WHAT NEEDS TO BE DONE
Take each line that has the word "indigènes" and return it.

[Stored entries]

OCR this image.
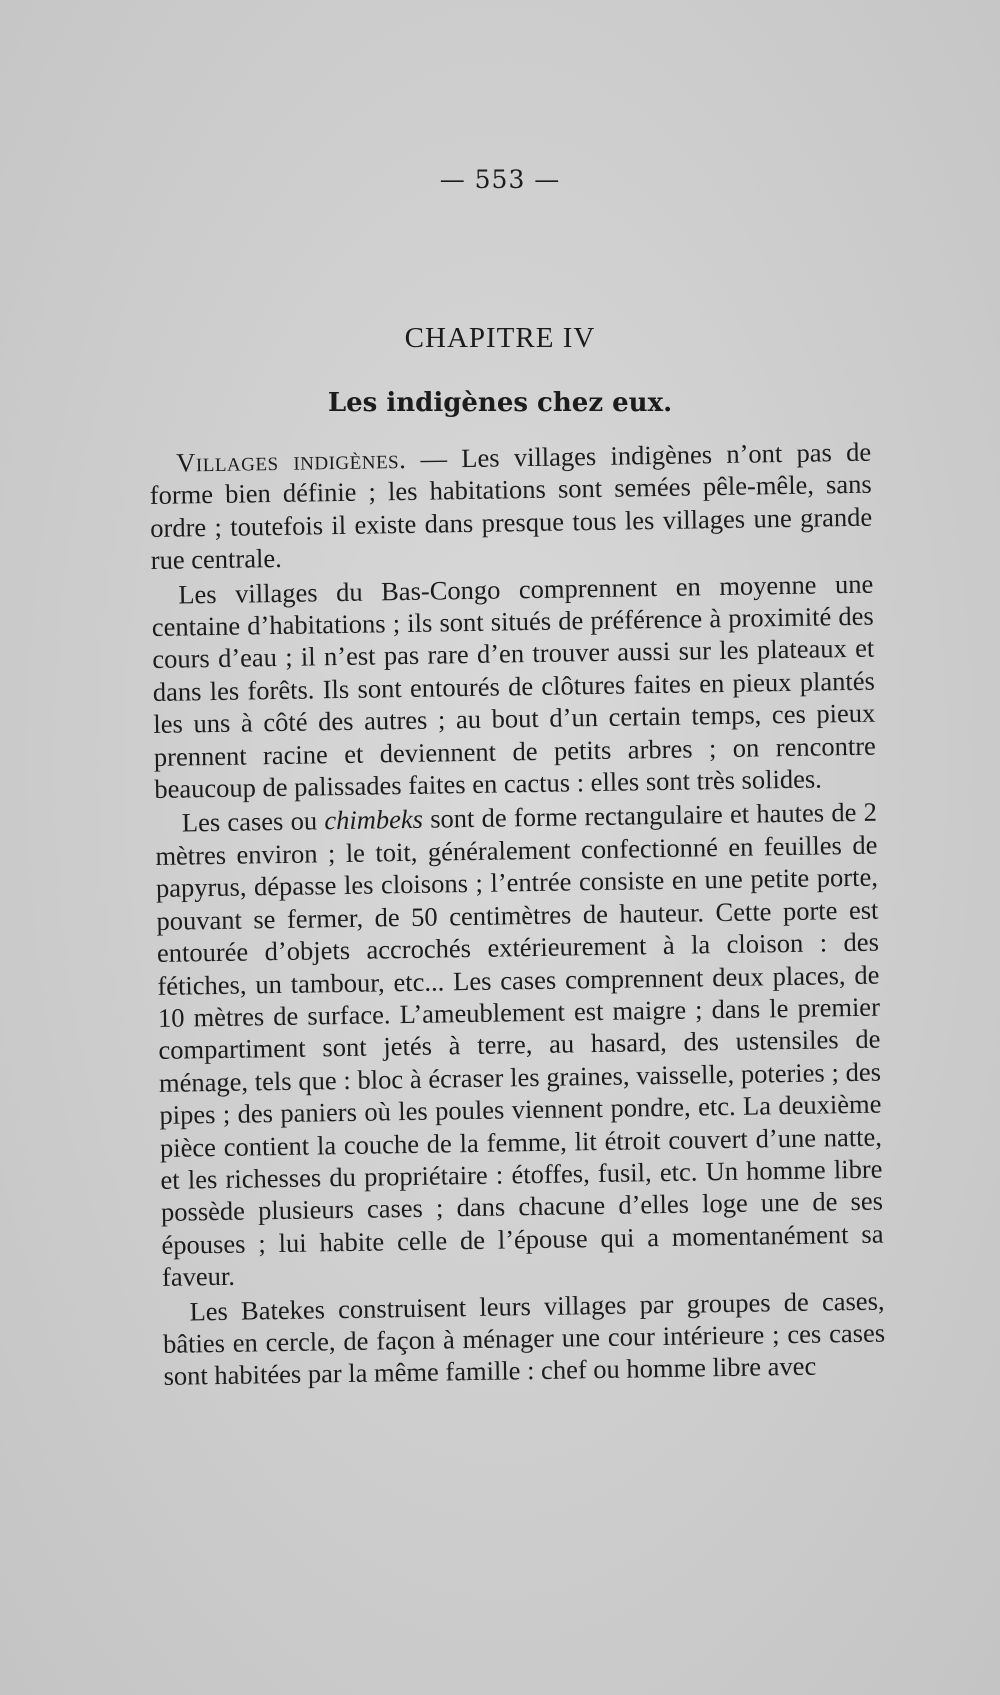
— 553 —
CHAPITRE IV
Les indigènes chez eux.

Villages indigènes. — Les villages indigènes n’ont pas de forme bien définie ; les habitations sont semées pêle-mêle, sans ordre ; toutefois il existe dans presque tous les villages une grande rue centrale.

Les villages du Bas-Congo comprennent en moyenne une centaine d’habitations ; ils sont situés de préférence à proximité des cours d’eau ; il n’est pas rare d’en trouver aussi sur les plateaux et dans les forêts. Ils sont entourés de clôtures faites en pieux plantés les uns à côté des autres ; au bout d’un certain temps, ces pieux prennent racine et deviennent de petits arbres ; on rencontre beaucoup de palissades faites en cactus : elles sont très solides.

Les cases ou chimbeks sont de forme rectangulaire et hautes de 2 mètres environ ; le toit, généralement confectionné en feuilles de papyrus, dépasse les cloisons ; l’entrée consiste en une petite porte, pouvant se fermer, de 50 centimètres de hauteur. Cette porte est entourée d’objets accrochés extérieurement à la cloison : des fétiches, un tambour, etc... Les cases comprennent deux places, de 10 mètres de surface. L’ameublement est maigre ; dans le premier compartiment sont jetés à terre, au hasard, des ustensiles de ménage, tels que : bloc à écraser les graines, vaisselle, poteries ; des pipes ; des paniers où les poules viennent pondre, etc. La deuxième pièce contient la couche de la femme, lit étroit couvert d’une natte, et les richesses du propriétaire : étoffes, fusil, etc. Un homme libre possède plusieurs cases ; dans chacune d’elles loge une de ses épouses ; lui habite celle de l’épouse qui a momentanément sa faveur.

Les Batekes construisent leurs villages par groupes de cases, bâties en cercle, de façon à ménager une cour intérieure ; ces cases sont habitées par la même famille : chef ou homme libre avec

COMPLETED EXERCISE
Les indigènes chez eux.
Villages indigènes. — Les villages indigènes n’ont pas de forme bien définie ; les habitations sont semées pêle-mêle, sans ordre ; toutefois il existe dans presque tous les villages une grande rue centrale.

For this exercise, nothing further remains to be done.